-- BEGIN Data provided --

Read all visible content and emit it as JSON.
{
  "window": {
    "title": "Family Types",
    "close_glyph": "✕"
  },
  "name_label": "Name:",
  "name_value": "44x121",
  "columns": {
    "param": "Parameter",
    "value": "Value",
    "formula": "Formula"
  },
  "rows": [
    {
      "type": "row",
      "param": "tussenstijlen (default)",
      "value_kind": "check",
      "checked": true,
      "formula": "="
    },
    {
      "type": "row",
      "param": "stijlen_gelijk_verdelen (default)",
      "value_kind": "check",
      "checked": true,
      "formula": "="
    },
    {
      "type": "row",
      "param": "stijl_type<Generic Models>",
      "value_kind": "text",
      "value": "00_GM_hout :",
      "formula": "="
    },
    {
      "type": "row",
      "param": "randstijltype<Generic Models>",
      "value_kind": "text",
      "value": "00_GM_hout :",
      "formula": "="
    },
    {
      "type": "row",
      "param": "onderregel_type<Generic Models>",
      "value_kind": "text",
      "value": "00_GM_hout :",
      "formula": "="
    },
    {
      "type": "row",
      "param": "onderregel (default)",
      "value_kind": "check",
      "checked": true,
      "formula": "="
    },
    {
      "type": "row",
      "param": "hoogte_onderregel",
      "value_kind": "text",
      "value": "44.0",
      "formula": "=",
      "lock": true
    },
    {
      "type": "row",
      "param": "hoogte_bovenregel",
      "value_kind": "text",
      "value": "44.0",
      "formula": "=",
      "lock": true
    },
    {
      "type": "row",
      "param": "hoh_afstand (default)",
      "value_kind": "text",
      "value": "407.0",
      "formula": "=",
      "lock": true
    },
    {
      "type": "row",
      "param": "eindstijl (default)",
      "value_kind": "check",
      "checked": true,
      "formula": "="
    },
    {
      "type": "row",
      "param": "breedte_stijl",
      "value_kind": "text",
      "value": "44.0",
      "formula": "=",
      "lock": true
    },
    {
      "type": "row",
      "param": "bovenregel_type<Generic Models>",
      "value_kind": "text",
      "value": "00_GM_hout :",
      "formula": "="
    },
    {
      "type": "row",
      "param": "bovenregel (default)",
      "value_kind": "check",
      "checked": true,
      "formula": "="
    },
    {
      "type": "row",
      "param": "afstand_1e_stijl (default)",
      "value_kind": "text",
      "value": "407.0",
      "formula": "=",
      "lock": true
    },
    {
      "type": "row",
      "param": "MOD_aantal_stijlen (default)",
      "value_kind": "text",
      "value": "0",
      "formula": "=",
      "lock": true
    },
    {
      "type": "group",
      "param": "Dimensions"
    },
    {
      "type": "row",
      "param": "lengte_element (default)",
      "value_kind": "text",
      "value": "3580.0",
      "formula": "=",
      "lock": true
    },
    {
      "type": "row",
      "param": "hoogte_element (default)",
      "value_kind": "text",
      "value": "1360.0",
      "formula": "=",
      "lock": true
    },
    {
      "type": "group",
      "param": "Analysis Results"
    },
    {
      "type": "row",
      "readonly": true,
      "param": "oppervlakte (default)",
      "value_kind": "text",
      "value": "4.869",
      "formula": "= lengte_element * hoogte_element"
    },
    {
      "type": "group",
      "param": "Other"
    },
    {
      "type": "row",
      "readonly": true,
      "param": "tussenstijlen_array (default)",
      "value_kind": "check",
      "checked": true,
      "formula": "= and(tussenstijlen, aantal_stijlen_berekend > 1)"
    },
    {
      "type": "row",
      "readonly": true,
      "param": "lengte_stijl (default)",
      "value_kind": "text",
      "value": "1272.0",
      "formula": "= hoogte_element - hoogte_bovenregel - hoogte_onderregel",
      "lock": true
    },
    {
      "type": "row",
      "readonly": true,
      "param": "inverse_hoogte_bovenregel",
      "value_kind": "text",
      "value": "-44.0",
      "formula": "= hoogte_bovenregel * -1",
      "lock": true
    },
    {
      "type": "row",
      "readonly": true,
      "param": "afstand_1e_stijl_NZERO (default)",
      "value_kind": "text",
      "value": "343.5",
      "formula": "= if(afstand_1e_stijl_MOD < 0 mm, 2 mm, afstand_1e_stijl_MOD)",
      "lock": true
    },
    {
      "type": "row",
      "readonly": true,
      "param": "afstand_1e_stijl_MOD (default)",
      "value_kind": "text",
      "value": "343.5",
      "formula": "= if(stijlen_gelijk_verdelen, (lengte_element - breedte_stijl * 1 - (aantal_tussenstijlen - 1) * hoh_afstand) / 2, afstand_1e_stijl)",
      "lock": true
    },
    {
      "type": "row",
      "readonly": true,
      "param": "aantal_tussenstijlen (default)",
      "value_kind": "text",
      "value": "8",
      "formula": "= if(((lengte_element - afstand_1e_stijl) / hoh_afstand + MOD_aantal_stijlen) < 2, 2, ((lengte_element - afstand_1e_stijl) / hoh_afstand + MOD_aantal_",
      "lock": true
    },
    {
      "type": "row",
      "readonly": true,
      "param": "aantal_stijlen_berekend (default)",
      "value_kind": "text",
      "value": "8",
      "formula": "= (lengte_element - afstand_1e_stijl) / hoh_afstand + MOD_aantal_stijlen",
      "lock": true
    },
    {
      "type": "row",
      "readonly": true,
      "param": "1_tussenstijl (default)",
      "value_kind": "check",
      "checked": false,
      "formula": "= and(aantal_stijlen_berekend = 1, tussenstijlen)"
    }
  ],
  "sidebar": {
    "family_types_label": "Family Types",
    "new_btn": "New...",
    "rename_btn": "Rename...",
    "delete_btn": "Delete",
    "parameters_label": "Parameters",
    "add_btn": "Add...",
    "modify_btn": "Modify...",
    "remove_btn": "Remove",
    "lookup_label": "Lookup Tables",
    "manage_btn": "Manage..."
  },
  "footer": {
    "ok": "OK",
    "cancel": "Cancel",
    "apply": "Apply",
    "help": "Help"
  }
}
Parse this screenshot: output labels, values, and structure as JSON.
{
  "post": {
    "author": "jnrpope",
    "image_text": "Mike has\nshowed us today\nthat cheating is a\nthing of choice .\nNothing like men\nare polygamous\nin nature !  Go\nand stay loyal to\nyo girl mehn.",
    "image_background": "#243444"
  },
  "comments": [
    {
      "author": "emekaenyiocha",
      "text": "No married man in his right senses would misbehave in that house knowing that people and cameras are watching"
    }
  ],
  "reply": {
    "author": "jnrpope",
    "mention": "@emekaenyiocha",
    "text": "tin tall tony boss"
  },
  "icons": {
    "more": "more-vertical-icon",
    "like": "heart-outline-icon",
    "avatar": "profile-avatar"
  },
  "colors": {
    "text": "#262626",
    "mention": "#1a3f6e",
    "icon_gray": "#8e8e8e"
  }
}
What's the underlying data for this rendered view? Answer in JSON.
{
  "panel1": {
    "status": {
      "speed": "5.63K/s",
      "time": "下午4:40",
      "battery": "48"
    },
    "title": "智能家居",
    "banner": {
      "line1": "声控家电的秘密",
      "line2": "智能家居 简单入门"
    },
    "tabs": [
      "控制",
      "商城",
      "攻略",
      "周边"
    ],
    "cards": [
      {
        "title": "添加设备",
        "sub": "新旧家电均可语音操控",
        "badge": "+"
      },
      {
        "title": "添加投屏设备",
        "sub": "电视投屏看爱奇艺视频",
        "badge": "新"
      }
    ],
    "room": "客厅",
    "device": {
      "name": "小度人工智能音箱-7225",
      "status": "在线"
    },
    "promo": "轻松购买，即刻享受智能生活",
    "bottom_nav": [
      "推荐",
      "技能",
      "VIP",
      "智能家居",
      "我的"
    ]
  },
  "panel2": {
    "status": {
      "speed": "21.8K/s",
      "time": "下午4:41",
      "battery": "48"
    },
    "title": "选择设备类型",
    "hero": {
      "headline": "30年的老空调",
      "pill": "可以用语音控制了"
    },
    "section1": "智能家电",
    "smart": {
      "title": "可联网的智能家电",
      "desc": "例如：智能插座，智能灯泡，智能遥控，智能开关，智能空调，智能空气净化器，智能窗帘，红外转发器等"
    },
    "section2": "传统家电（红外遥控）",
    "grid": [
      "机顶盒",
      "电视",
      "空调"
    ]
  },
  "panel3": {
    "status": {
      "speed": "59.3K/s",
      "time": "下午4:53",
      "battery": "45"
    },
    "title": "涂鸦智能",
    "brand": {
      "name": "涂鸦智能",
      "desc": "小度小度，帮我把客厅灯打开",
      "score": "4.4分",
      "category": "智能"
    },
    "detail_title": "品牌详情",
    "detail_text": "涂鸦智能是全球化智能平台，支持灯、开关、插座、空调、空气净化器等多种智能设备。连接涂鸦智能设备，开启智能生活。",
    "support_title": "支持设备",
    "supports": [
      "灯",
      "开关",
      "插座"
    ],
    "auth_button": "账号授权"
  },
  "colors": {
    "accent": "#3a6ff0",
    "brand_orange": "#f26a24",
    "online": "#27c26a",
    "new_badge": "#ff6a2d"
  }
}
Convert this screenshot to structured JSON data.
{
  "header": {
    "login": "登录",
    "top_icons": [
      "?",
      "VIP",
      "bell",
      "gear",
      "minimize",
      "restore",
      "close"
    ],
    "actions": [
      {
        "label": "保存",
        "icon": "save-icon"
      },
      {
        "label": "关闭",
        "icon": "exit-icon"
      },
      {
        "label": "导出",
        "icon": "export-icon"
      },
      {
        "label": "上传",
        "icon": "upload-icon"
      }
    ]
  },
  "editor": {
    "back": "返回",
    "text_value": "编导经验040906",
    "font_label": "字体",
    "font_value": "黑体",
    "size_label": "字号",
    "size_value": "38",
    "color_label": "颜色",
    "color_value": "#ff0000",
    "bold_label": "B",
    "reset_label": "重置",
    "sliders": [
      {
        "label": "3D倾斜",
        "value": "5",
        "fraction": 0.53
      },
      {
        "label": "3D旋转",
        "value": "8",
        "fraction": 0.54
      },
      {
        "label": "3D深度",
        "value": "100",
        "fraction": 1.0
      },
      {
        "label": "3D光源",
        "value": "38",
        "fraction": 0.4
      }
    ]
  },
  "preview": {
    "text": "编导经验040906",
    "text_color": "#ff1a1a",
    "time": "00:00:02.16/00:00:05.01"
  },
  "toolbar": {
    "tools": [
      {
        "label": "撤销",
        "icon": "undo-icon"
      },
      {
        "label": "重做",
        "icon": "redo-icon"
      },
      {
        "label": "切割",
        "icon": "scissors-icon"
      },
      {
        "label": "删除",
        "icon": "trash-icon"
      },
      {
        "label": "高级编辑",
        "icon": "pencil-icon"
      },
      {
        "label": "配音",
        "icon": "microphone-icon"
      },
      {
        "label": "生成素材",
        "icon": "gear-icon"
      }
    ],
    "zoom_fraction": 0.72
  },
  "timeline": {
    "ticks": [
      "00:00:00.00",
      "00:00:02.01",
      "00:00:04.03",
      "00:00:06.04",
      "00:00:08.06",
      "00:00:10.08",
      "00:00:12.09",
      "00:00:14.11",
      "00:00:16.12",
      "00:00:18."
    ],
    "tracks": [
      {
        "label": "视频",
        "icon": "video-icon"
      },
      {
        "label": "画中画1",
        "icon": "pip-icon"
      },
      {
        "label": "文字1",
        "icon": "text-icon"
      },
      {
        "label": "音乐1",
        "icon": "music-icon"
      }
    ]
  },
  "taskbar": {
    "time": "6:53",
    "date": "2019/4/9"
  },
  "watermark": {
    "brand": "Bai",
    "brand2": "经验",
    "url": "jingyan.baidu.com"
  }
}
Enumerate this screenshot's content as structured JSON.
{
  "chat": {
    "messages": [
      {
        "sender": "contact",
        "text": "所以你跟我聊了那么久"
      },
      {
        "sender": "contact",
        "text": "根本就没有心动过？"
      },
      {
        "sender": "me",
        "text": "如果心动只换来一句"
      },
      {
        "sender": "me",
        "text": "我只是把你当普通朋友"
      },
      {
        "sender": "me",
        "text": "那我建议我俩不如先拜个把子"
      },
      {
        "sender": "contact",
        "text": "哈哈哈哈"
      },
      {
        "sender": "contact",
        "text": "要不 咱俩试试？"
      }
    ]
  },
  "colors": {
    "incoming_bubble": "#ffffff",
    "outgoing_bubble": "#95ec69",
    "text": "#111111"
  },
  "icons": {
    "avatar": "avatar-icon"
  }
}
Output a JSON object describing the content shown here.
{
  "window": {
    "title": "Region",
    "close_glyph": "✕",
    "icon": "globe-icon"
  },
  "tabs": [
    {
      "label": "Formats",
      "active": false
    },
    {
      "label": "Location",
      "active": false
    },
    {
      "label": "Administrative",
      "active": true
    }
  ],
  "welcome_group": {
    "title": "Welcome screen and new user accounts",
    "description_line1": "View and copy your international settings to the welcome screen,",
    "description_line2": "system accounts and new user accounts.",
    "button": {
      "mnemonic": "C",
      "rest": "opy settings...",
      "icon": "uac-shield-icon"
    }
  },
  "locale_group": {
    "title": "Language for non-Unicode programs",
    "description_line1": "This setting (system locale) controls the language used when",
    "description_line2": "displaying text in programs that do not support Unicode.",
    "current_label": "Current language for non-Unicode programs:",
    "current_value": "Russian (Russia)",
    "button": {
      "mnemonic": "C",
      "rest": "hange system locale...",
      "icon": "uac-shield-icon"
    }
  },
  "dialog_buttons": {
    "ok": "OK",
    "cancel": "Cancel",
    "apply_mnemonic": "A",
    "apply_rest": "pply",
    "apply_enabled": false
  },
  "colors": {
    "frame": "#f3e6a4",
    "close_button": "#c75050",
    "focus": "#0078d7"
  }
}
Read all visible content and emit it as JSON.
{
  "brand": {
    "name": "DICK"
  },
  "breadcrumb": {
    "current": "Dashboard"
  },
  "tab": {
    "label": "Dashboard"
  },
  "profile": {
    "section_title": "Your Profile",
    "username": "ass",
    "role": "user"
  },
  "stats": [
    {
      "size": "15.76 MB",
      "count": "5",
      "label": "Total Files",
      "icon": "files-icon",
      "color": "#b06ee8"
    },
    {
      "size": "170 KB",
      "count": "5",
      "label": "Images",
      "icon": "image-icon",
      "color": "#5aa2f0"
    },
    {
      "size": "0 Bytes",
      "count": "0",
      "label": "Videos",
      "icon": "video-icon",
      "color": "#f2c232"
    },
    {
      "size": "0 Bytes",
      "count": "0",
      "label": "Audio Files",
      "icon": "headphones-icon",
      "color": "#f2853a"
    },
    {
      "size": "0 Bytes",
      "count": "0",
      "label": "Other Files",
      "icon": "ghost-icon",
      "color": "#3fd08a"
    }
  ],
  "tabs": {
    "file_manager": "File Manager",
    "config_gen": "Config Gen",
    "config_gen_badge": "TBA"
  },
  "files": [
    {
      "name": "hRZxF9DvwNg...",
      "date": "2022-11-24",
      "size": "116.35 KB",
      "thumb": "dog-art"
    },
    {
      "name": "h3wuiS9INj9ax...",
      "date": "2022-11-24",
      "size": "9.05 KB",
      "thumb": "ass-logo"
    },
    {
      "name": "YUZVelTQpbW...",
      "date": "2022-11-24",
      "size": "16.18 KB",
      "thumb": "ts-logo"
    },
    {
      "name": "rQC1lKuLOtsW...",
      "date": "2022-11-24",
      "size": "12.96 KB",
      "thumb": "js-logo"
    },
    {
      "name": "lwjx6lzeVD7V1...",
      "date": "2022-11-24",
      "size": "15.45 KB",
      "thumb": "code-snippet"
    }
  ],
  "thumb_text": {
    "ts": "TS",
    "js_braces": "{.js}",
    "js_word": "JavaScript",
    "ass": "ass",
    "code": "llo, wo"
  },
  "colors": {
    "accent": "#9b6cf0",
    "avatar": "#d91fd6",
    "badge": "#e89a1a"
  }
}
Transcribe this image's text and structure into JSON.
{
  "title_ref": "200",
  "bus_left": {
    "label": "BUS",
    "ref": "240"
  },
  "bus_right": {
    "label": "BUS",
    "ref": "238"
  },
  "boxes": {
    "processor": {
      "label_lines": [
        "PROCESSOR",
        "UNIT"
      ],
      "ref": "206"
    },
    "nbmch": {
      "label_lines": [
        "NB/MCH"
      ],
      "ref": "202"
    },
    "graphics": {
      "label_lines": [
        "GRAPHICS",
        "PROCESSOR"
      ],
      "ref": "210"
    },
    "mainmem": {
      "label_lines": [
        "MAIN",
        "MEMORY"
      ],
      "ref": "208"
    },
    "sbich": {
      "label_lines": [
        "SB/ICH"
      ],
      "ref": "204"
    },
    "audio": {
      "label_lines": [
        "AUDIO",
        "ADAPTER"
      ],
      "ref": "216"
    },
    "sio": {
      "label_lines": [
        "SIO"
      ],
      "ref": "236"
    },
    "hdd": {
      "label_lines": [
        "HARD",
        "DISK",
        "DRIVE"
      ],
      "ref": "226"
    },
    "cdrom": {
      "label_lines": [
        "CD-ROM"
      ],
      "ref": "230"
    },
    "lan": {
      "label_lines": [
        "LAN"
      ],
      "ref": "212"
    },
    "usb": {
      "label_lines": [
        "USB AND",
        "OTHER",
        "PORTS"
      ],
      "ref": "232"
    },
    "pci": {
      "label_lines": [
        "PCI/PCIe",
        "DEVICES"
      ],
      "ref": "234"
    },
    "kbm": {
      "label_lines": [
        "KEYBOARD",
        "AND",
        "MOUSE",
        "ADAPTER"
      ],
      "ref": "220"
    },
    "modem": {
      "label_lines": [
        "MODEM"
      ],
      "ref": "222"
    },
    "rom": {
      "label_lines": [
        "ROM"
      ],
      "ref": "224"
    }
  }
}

-- END Data provided --

Give only the number of lines in the material above that include the word "structured".

2